**Goal**
Set down each line of the material that follows, exactly, with no pictures.

— start of Record extracts —

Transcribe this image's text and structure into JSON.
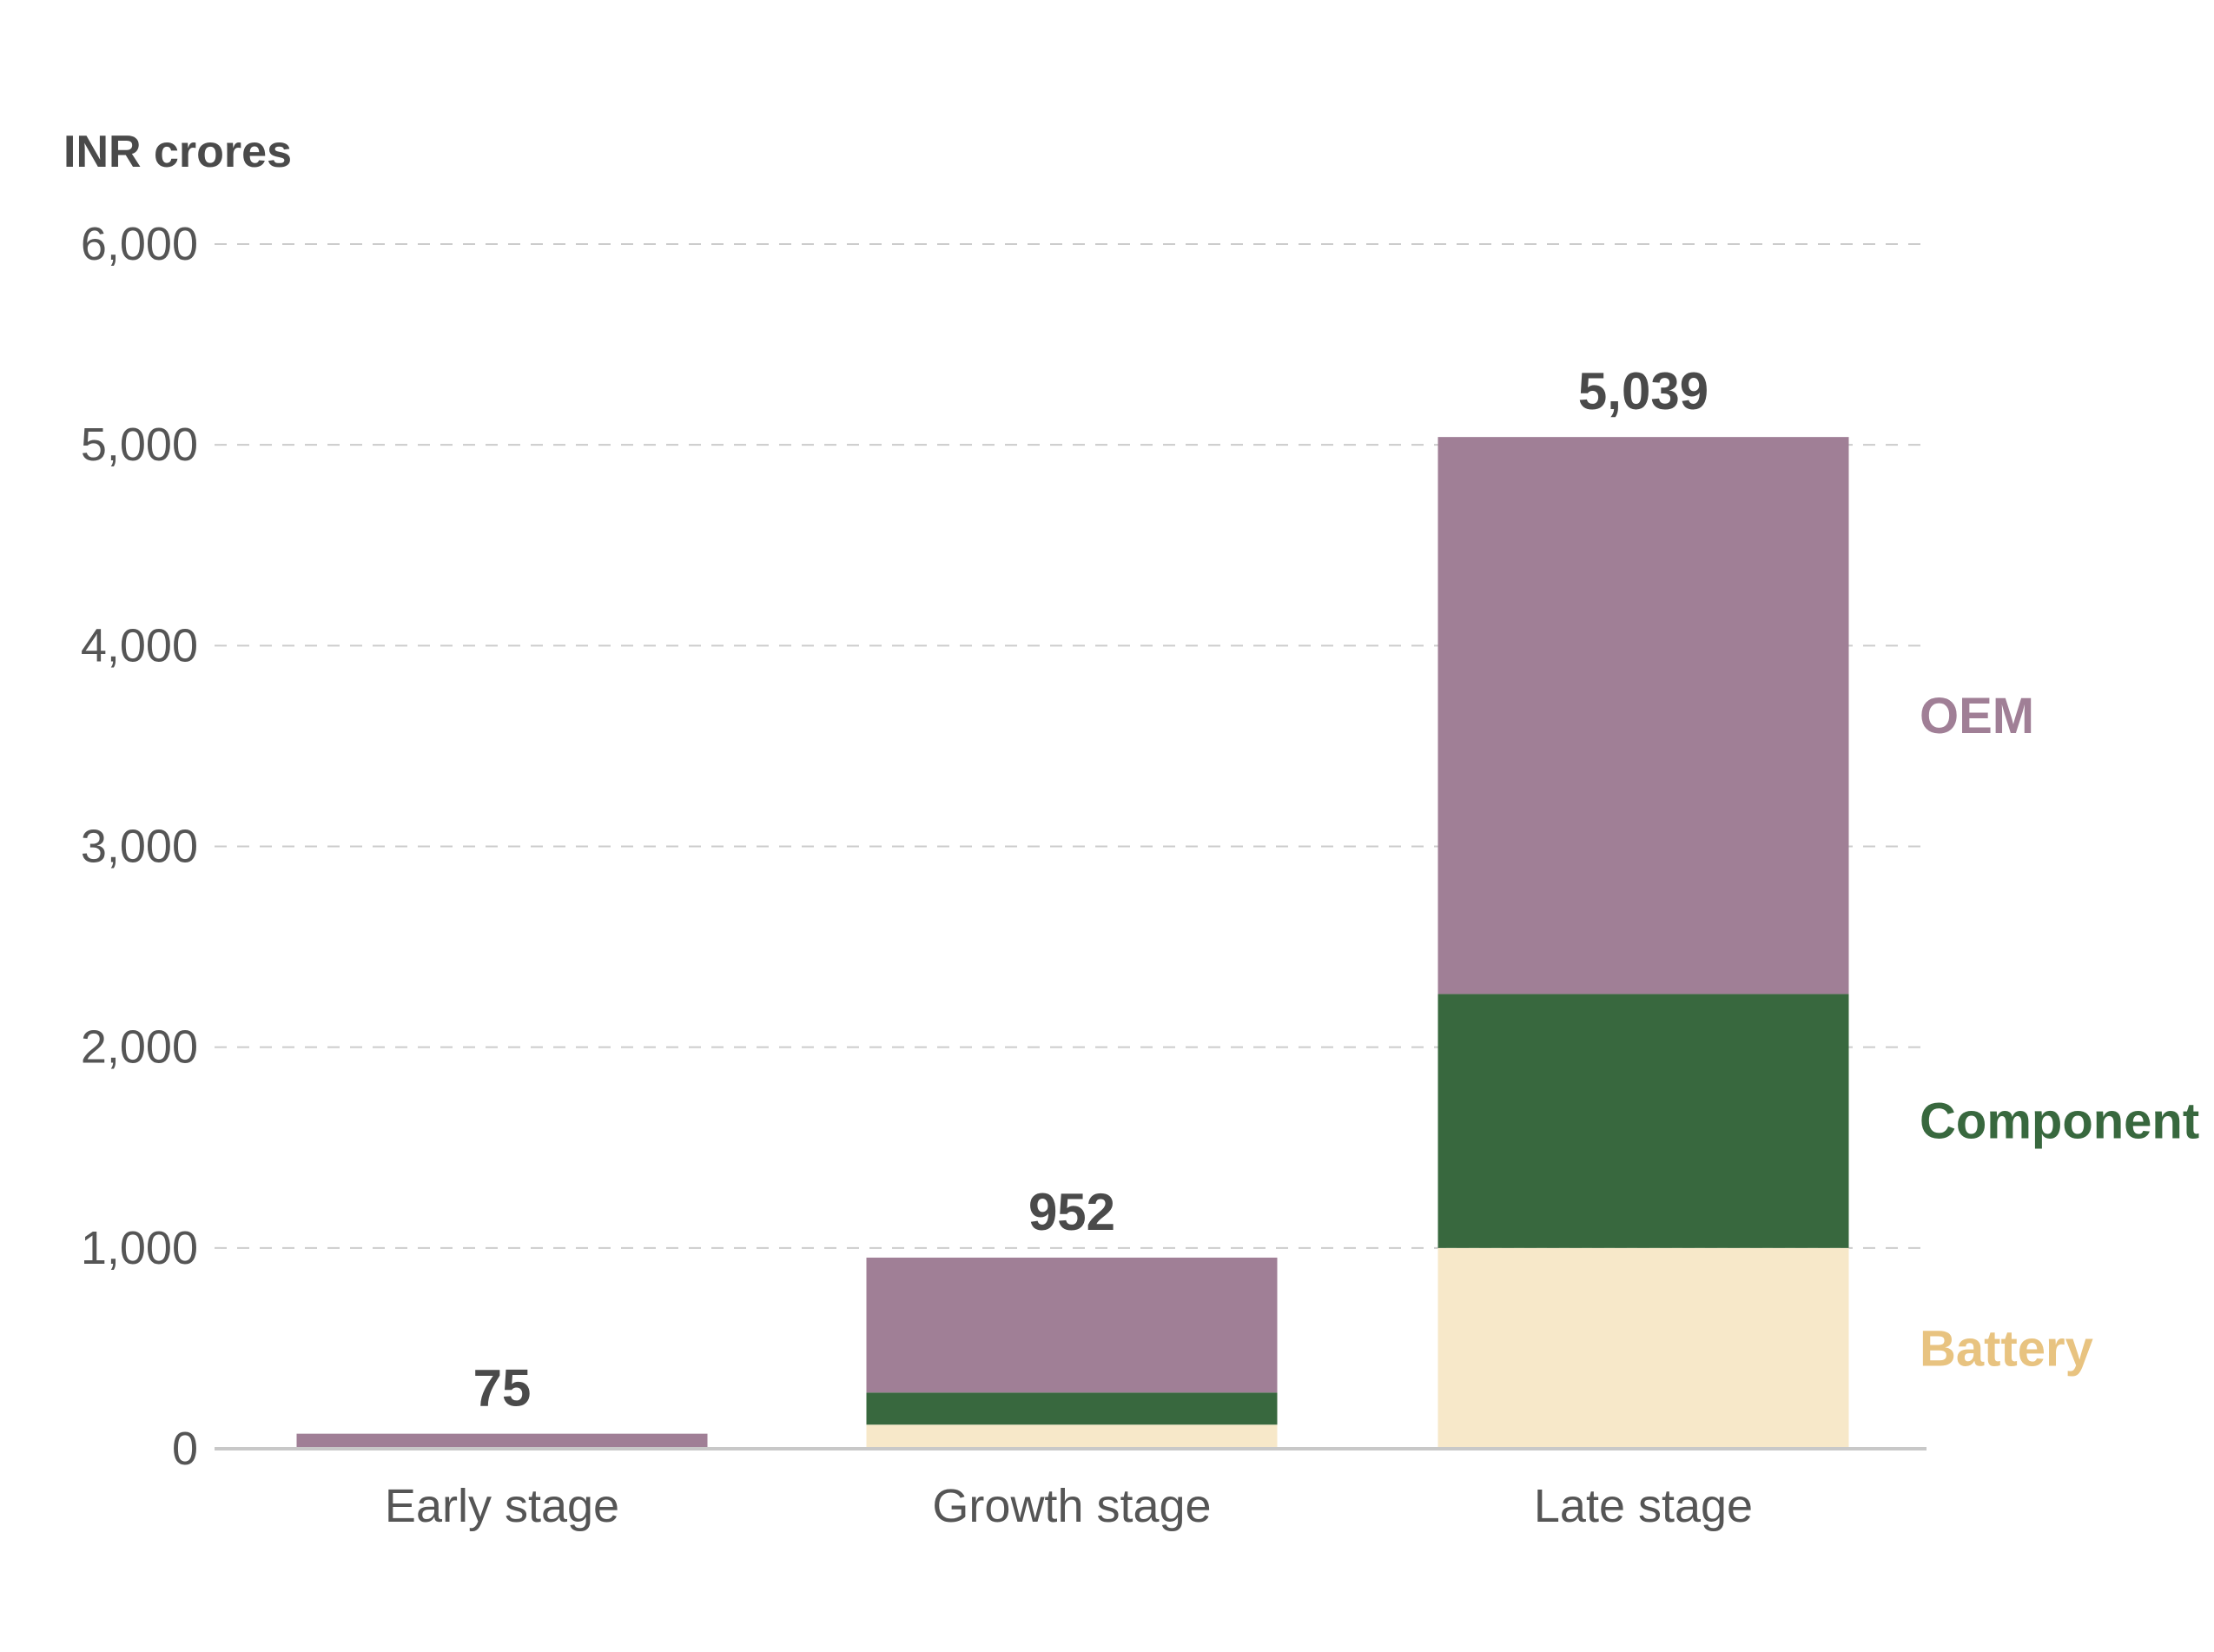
{
  "chart_data": {
    "type": "bar",
    "stacked": true,
    "ylabel": "INR crores",
    "ylim": [
      0,
      6000
    ],
    "yticks": [
      "0",
      "1,000",
      "2,000",
      "3,000",
      "4,000",
      "5,000",
      "6,000"
    ],
    "grid": true,
    "legend": "direct labels on right",
    "categories": [
      "Early stage",
      "Growth stage",
      "Late stage"
    ],
    "series": [
      {
        "name": "Battery",
        "color": "#f7e8c9",
        "label_color": "#e8c380",
        "values": [
          0,
          120,
          1000
        ]
      },
      {
        "name": "Component",
        "color": "#38683e",
        "label_color": "#38683e",
        "values": [
          0,
          160,
          1265
        ]
      },
      {
        "name": "OEM",
        "color": "#a07f96",
        "label_color": "#a07f96",
        "values": [
          75,
          672,
          2774
        ]
      }
    ],
    "totals": [
      "75",
      "952",
      "5,039"
    ],
    "total_values": [
      75,
      952,
      5039
    ]
  }
}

— end of Record extracts —

**Result for this task**
Transcribe this image's text and structure into JSON.
{
  "chart_data": {
    "type": "bar",
    "stacked": true,
    "ylabel": "INR crores",
    "ylim": [
      0,
      6000
    ],
    "yticks": [
      "0",
      "1,000",
      "2,000",
      "3,000",
      "4,000",
      "5,000",
      "6,000"
    ],
    "grid": true,
    "legend": "direct labels on right",
    "categories": [
      "Early stage",
      "Growth stage",
      "Late stage"
    ],
    "series": [
      {
        "name": "Battery",
        "color": "#f7e8c9",
        "label_color": "#e8c380",
        "values": [
          0,
          120,
          1000
        ]
      },
      {
        "name": "Component",
        "color": "#38683e",
        "label_color": "#38683e",
        "values": [
          0,
          160,
          1265
        ]
      },
      {
        "name": "OEM",
        "color": "#a07f96",
        "label_color": "#a07f96",
        "values": [
          75,
          672,
          2774
        ]
      }
    ],
    "totals": [
      "75",
      "952",
      "5,039"
    ],
    "total_values": [
      75,
      952,
      5039
    ]
  }
}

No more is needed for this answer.